__Written exercise__:
Only the number is needed: how many lines contain the word "agar"?

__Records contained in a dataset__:
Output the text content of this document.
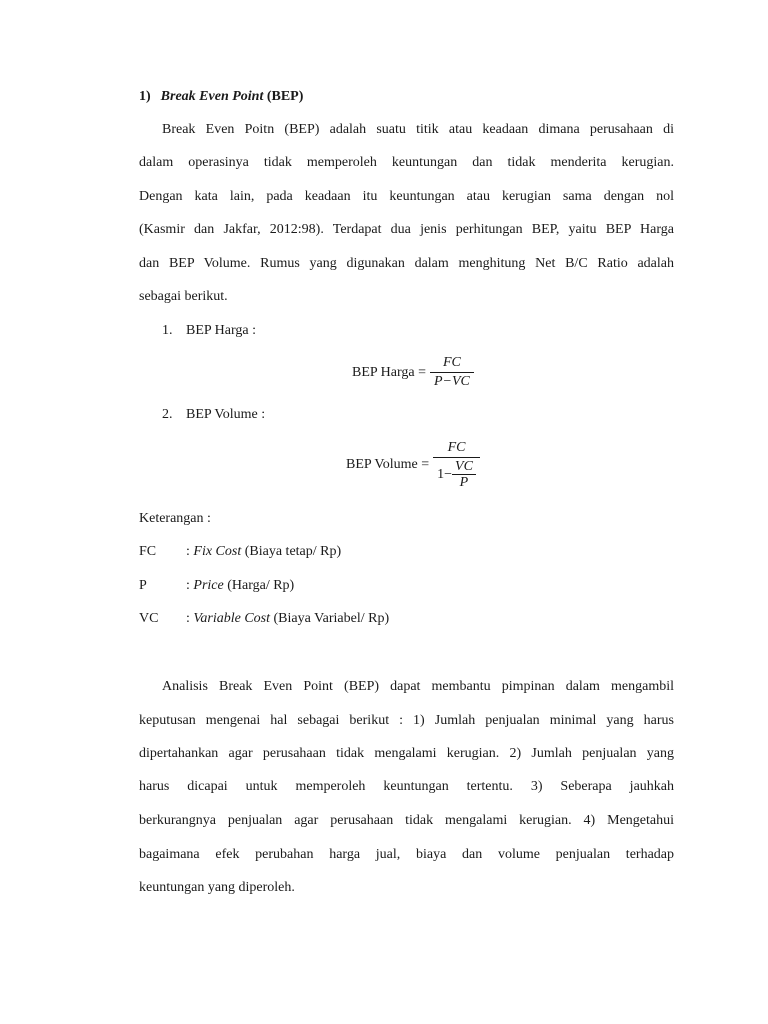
1) Break Even Point (BEP)
Break Even Poitn (BEP) adalah suatu titik atau keadaan dimana perusahaan di
dalam operasinya tidak memperoleh keuntungan dan tidak menderita kerugian.
Dengan kata lain, pada keadaan itu keuntungan atau kerugian sama dengan nol
(Kasmir dan Jakfar, 2012:98). Terdapat dua jenis perhitungan BEP, yaitu BEP Harga
dan BEP Volume. Rumus yang digunakan dalam menghitung Net B/C Ratio adalah
sebagai berikut.
1. BEP Harga :
BEP Harga = $\frac{FC}{P-VC}$
2. BEP Volume :
BEP Volume = $\frac{FC}{1- \frac{VC}{P}}$
Keterangan :
FC : Fix Cost (Biaya tetap/ Rp)
P	: Price (Harga/ Rp)
VC : Variable Cost (Biaya Variabel/ Rp)
Analisis Break Even Point (BEP) dapat membantu pimpinan dalam mengambil
keputusan mengenai hal sebagai berikut : 1) Jumlah penjualan minimal yang harus
dipertahankan agar perusahaan tidak mengalami kerugian. 2) Jumlah penjualan yang
harus dicapai untuk memperoleh keuntungan tertentu. 3) Seberapa jauhkah
berkurangnya penjualan agar perusahaan tidak mengalami kerugian. 4) Mengetahui
bagaimana efek perubahan harga jual, biaya dan volume penjualan terhadap
keuntungan yang diperoleh.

__Task solution__:
2